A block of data
· · · ·
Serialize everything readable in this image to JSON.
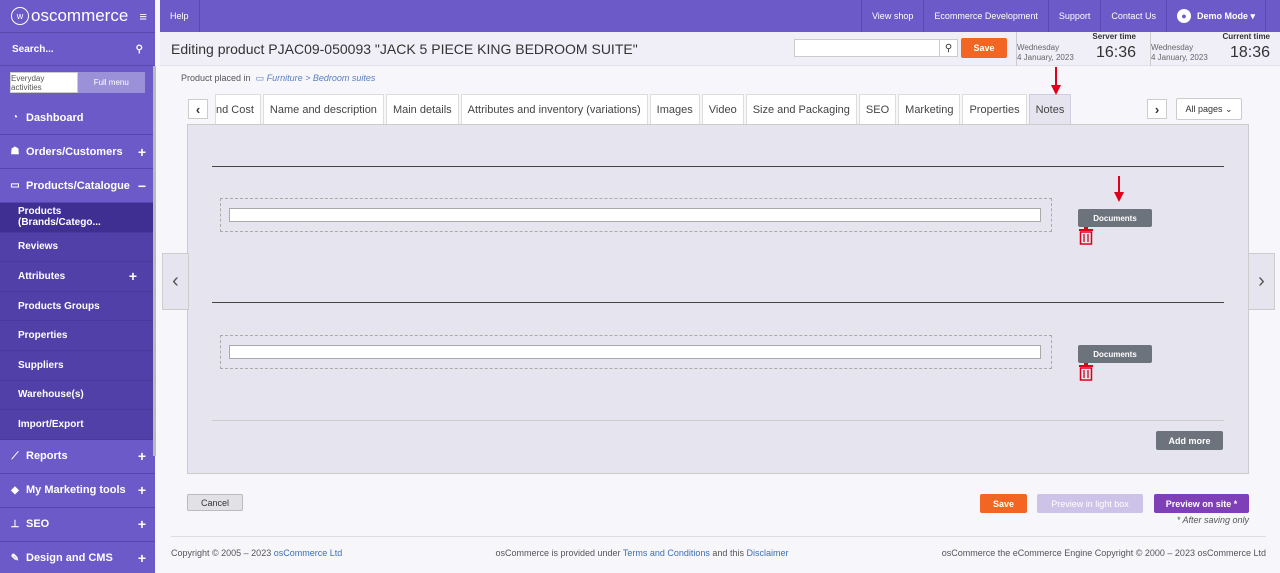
{
  "brand": {
    "logo_text": "oscommerce"
  },
  "sidebar": {
    "search_label": "Search...",
    "modes": [
      "Everyday activities",
      "Full menu"
    ],
    "items": [
      {
        "label": "Dashboard",
        "icon": "dashboard-icon"
      },
      {
        "label": "Orders/Customers",
        "icon": "users-icon"
      },
      {
        "label": "Products/Catalogue",
        "icon": "folder-icon"
      }
    ],
    "subitems": [
      "Products (Brands/Catego...",
      "Reviews",
      "Attributes",
      "Products Groups",
      "Properties",
      "Suppliers",
      "Warehouse(s)",
      "Import/Export"
    ],
    "items_bottom": [
      {
        "label": "Reports",
        "icon": "chart-icon"
      },
      {
        "label": "My Marketing tools",
        "icon": "tag-icon"
      },
      {
        "label": "SEO",
        "icon": "sitemap-icon"
      },
      {
        "label": "Design and CMS",
        "icon": "brush-icon"
      }
    ]
  },
  "topbar": {
    "help": "Help",
    "links": [
      "View shop",
      "Ecommerce Development",
      "Support",
      "Contact Us"
    ],
    "user": "Demo Mode"
  },
  "header": {
    "title": "Editing product PJAC09-050093 \"JACK 5 PIECE KING BEDROOM SUITE\"",
    "save": "Save",
    "server_label": "Server time",
    "server_day": "Wednesday",
    "server_date": "4 January, 2023",
    "server_time": "16:36",
    "current_label": "Current time",
    "current_day": "Wednesday",
    "current_date": "4 January, 2023",
    "current_time": "18:36"
  },
  "breadcrumb": {
    "prefix": "Product placed in",
    "path": "Furniture > Bedroom suites"
  },
  "tabs": [
    "nd Cost",
    "Name and description",
    "Main details",
    "Attributes and inventory (variations)",
    "Images",
    "Video",
    "Size and Packaging",
    "SEO",
    "Marketing",
    "Properties",
    "Notes"
  ],
  "active_tab": "Notes",
  "all_pages": "All pages",
  "documents_label": "Documents",
  "add_more": "Add more",
  "bottom": {
    "cancel": "Cancel",
    "save": "Save",
    "preview_lightbox": "Preview in light box",
    "preview_site": "Preview on site *",
    "after_note": "* After saving only"
  },
  "footer": {
    "left_text": "Copyright © 2005 – 2023",
    "left_link": "osCommerce Ltd",
    "mid_text1": "osCommerce is provided under",
    "mid_link1": "Terms and Conditions",
    "mid_text2": "and this",
    "mid_link2": "Disclaimer",
    "right_text": "osCommerce the eCommerce Engine Copyright © 2000 – 2023 osCommerce Ltd"
  },
  "colors": {
    "brand": "#6c5ac8",
    "save": "#f26522",
    "preview": "#7e3fb7",
    "annotation_arrow": "#e0001b"
  }
}
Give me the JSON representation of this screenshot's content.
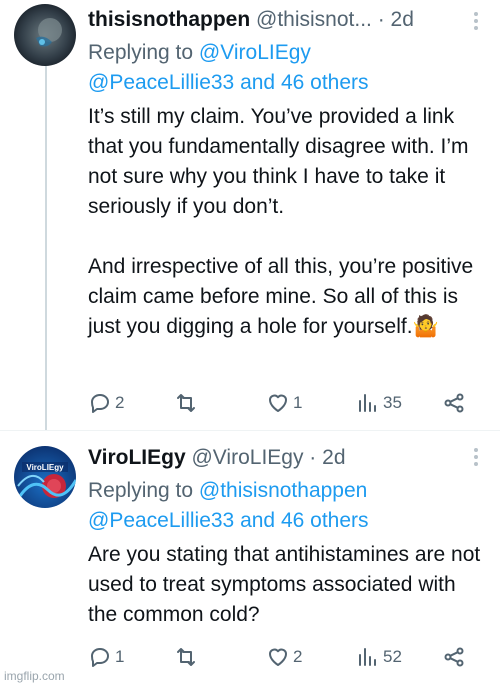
{
  "tweets": [
    {
      "name": "thisisnothappen",
      "handle": "@thisisnot...",
      "time": "2d",
      "replying_label": "Replying to",
      "replying_to_1": "@ViroLIEgy",
      "replying_to_2": "@PeaceLillie33 and 46 others",
      "body": "It’s still my claim. You’ve provided a link that you fundamentally disagree with. I’m not sure why you think I have to take it seriously if you don’t.\n\nAnd irrespective of all this, you’re positive claim came before mine. So all of this is just you digging a hole for yourself.",
      "emoji": "🤷",
      "replies": "2",
      "retweets": "",
      "likes": "1",
      "views": "35"
    },
    {
      "name": "ViroLIEgy",
      "handle": "@ViroLIEgy",
      "time": "2d",
      "replying_label": "Replying to",
      "replying_to_1": "@thisisnothappen",
      "replying_to_2": "@PeaceLillie33 and 46 others",
      "avatar_text": "ViroLIEgy",
      "body": "Are you stating that antihistamines are not used to treat symptoms associated with the common cold?",
      "replies": "1",
      "retweets": "",
      "likes": "2",
      "views": "52"
    }
  ],
  "watermark": "imgflip.com",
  "icons": {
    "reply": "reply-icon",
    "retweet": "retweet-icon",
    "like": "heart-icon",
    "views": "views-icon",
    "share": "share-icon",
    "more": "more-icon"
  }
}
· · · ·
Job: All of the records above must be copied exactly, except for the pictures.

The answer:
Serialize everything readable in this image to JSON.
{
  "brand": {
    "logo_text": "oscommerce"
  },
  "sidebar": {
    "search_label": "Search...",
    "modes": [
      "Everyday activities",
      "Full menu"
    ],
    "items": [
      {
        "label": "Dashboard",
        "icon": "dashboard-icon"
      },
      {
        "label": "Orders/Customers",
        "icon": "users-icon"
      },
      {
        "label": "Products/Catalogue",
        "icon": "folder-icon"
      }
    ],
    "subitems": [
      "Products (Brands/Catego...",
      "Reviews",
      "Attributes",
      "Products Groups",
      "Properties",
      "Suppliers",
      "Warehouse(s)",
      "Import/Export"
    ],
    "items_bottom": [
      {
        "label": "Reports",
        "icon": "chart-icon"
      },
      {
        "label": "My Marketing tools",
        "icon": "tag-icon"
      },
      {
        "label": "SEO",
        "icon": "sitemap-icon"
      },
      {
        "label": "Design and CMS",
        "icon": "brush-icon"
      }
    ]
  },
  "topbar": {
    "help": "Help",
    "links": [
      "View shop",
      "Ecommerce Development",
      "Support",
      "Contact Us"
    ],
    "user": "Demo Mode"
  },
  "header": {
    "title": "Editing product PJAC09-050093 \"JACK 5 PIECE KING BEDROOM SUITE\"",
    "save": "Save",
    "server_label": "Server time",
    "server_day": "Wednesday",
    "server_date": "4 January, 2023",
    "server_time": "16:36",
    "current_label": "Current time",
    "current_day": "Wednesday",
    "current_date": "4 January, 2023",
    "current_time": "18:36"
  },
  "breadcrumb": {
    "prefix": "Product placed in",
    "path": "Furniture > Bedroom suites"
  },
  "tabs": [
    "nd Cost",
    "Name and description",
    "Main details",
    "Attributes and inventory (variations)",
    "Images",
    "Video",
    "Size and Packaging",
    "SEO",
    "Marketing",
    "Properties",
    "Notes"
  ],
  "active_tab": "Notes",
  "all_pages": "All pages",
  "documents_label": "Documents",
  "add_more": "Add more",
  "bottom": {
    "cancel": "Cancel",
    "save": "Save",
    "preview_lightbox": "Preview in light box",
    "preview_site": "Preview on site *",
    "after_note": "* After saving only"
  },
  "footer": {
    "left_text": "Copyright © 2005 – 2023",
    "left_link": "osCommerce Ltd",
    "mid_text1": "osCommerce is provided under",
    "mid_link1": "Terms and Conditions",
    "mid_text2": "and this",
    "mid_link2": "Disclaimer",
    "right_text": "osCommerce the eCommerce Engine Copyright © 2000 – 2023 osCommerce Ltd"
  },
  "colors": {
    "brand": "#6c5ac8",
    "save": "#f26522",
    "preview": "#7e3fb7",
    "annotation_arrow": "#e0001b"
  }
}
Give me the JSON representation of this screenshot's content.
{
  "tweets": [
    {
      "name": "thisisnothappen",
      "handle": "@thisisnot...",
      "time": "2d",
      "replying_label": "Replying to",
      "replying_to_1": "@ViroLIEgy",
      "replying_to_2": "@PeaceLillie33 and 46 others",
      "body": "It’s still my claim. You’ve provided a link that you fundamentally disagree with. I’m not sure why you think I have to take it seriously if you don’t.\n\nAnd irrespective of all this, you’re positive claim came before mine. So all of this is just you digging a hole for yourself.",
      "emoji": "🤷",
      "replies": "2",
      "retweets": "",
      "likes": "1",
      "views": "35"
    },
    {
      "name": "ViroLIEgy",
      "handle": "@ViroLIEgy",
      "time": "2d",
      "replying_label": "Replying to",
      "replying_to_1": "@thisisnothappen",
      "replying_to_2": "@PeaceLillie33 and 46 others",
      "avatar_text": "ViroLIEgy",
      "body": "Are you stating that antihistamines are not used to treat symptoms associated with the common cold?",
      "replies": "1",
      "retweets": "",
      "likes": "2",
      "views": "52"
    }
  ],
  "watermark": "imgflip.com",
  "icons": {
    "reply": "reply-icon",
    "retweet": "retweet-icon",
    "like": "heart-icon",
    "views": "views-icon",
    "share": "share-icon",
    "more": "more-icon"
  }
}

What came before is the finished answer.